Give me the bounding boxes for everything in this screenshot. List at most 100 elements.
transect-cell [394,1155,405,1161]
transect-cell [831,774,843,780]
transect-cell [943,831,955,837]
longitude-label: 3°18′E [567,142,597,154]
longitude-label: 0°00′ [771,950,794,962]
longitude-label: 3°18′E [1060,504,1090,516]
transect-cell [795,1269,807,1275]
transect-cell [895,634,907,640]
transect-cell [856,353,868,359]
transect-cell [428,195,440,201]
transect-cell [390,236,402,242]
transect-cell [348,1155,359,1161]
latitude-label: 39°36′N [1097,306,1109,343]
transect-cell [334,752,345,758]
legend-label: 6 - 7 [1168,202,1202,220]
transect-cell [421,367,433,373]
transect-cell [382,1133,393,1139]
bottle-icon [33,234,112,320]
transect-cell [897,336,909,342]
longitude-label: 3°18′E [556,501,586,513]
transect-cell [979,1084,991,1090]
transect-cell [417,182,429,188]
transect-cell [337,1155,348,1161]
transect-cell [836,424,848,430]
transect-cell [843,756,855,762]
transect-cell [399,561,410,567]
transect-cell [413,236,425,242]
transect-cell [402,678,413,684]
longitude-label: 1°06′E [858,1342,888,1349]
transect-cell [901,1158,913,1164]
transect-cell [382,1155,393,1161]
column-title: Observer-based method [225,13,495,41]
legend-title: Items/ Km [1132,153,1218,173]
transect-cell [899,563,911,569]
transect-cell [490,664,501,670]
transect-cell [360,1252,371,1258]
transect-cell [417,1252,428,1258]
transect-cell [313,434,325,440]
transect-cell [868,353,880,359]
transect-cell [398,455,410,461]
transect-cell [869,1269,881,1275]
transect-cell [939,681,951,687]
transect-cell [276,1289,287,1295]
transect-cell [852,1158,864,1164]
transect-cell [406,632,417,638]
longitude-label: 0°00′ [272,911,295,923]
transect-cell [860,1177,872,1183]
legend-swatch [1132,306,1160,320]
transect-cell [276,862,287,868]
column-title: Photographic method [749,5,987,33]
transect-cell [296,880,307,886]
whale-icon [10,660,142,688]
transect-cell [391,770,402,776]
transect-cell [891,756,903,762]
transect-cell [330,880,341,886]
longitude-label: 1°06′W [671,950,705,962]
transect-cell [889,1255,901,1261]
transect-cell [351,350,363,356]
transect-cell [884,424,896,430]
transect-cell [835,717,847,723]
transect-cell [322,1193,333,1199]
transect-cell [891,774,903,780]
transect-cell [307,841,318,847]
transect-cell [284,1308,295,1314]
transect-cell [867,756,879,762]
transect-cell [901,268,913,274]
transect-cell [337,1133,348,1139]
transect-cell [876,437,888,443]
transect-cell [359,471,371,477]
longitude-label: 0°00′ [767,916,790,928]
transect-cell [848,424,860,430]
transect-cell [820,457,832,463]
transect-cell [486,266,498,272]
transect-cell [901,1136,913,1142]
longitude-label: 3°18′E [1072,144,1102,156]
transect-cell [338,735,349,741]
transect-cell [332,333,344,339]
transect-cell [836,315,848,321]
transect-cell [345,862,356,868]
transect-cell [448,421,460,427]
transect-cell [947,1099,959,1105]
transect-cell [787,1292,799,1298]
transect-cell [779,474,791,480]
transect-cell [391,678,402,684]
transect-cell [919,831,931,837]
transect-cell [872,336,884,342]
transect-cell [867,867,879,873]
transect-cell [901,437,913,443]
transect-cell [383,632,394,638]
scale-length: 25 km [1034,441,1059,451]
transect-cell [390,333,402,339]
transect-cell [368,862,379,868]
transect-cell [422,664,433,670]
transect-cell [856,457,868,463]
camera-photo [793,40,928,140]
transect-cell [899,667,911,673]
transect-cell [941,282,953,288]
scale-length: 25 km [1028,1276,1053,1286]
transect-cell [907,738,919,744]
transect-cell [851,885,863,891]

================================

What to do ::
Copy out all of the data above line by line, with every character and the order unchanged.

Response ::
Give me the bounding boxes for everything in this screenshot. List at most 100 elements.
transect-cell [394,1155,405,1161]
transect-cell [831,774,843,780]
transect-cell [943,831,955,837]
longitude-label: 3°18′E [567,142,597,154]
longitude-label: 0°00′ [771,950,794,962]
longitude-label: 3°18′E [1060,504,1090,516]
transect-cell [795,1269,807,1275]
transect-cell [895,634,907,640]
transect-cell [856,353,868,359]
transect-cell [428,195,440,201]
transect-cell [390,236,402,242]
transect-cell [348,1155,359,1161]
latitude-label: 39°36′N [1097,306,1109,343]
transect-cell [334,752,345,758]
legend-label: 6 - 7 [1168,202,1202,220]
transect-cell [421,367,433,373]
transect-cell [382,1133,393,1139]
bottle-icon [33,234,112,320]
transect-cell [897,336,909,342]
longitude-label: 3°18′E [556,501,586,513]
transect-cell [979,1084,991,1090]
transect-cell [417,182,429,188]
transect-cell [337,1155,348,1161]
transect-cell [836,424,848,430]
transect-cell [843,756,855,762]
transect-cell [399,561,410,567]
transect-cell [413,236,425,242]
transect-cell [402,678,413,684]
longitude-label: 1°06′E [858,1342,888,1349]
transect-cell [901,1158,913,1164]
transect-cell [382,1155,393,1161]
column-title: Observer-based method [225,13,495,41]
legend-title: Items/ Km [1132,153,1218,173]
transect-cell [899,563,911,569]
transect-cell [490,664,501,670]
transect-cell [360,1252,371,1258]
transect-cell [417,1252,428,1258]
transect-cell [313,434,325,440]
transect-cell [868,353,880,359]
transect-cell [398,455,410,461]
transect-cell [869,1269,881,1275]
transect-cell [939,681,951,687]
transect-cell [276,1289,287,1295]
transect-cell [852,1158,864,1164]
transect-cell [406,632,417,638]
longitude-label: 0°00′ [272,911,295,923]
transect-cell [860,1177,872,1183]
legend-swatch [1132,306,1160,320]
transect-cell [276,862,287,868]
column-title: Photographic method [749,5,987,33]
transect-cell [296,880,307,886]
whale-icon [10,660,142,688]
transect-cell [391,770,402,776]
transect-cell [891,756,903,762]
transect-cell [330,880,341,886]
longitude-label: 1°06′W [671,950,705,962]
transect-cell [889,1255,901,1261]
transect-cell [351,350,363,356]
transect-cell [884,424,896,430]
transect-cell [835,717,847,723]
transect-cell [322,1193,333,1199]
transect-cell [891,774,903,780]
transect-cell [307,841,318,847]
transect-cell [284,1308,295,1314]
transect-cell [867,756,879,762]
transect-cell [901,268,913,274]
transect-cell [337,1133,348,1139]
transect-cell [876,437,888,443]
transect-cell [359,471,371,477]
longitude-label: 0°00′ [767,916,790,928]
transect-cell [848,424,860,430]
transect-cell [820,457,832,463]
transect-cell [486,266,498,272]
transect-cell [901,1136,913,1142]
longitude-label: 3°18′E [1072,144,1102,156]
transect-cell [338,735,349,741]
transect-cell [332,333,344,339]
transect-cell [836,315,848,321]
transect-cell [345,862,356,868]
transect-cell [448,421,460,427]
transect-cell [947,1099,959,1105]
transect-cell [787,1292,799,1298]
transect-cell [779,474,791,480]
transect-cell [391,678,402,684]
transect-cell [919,831,931,837]
transect-cell [872,336,884,342]
transect-cell [867,867,879,873]
transect-cell [901,437,913,443]
transect-cell [383,632,394,638]
scale-length: 25 km [1034,441,1059,451]
transect-cell [390,333,402,339]
transect-cell [368,862,379,868]
transect-cell [422,664,433,670]
transect-cell [856,457,868,463]
camera-photo [793,40,928,140]
transect-cell [899,667,911,673]
transect-cell [941,282,953,288]
scale-length: 25 km [1028,1276,1053,1286]
transect-cell [907,738,919,744]
transect-cell [851,885,863,891]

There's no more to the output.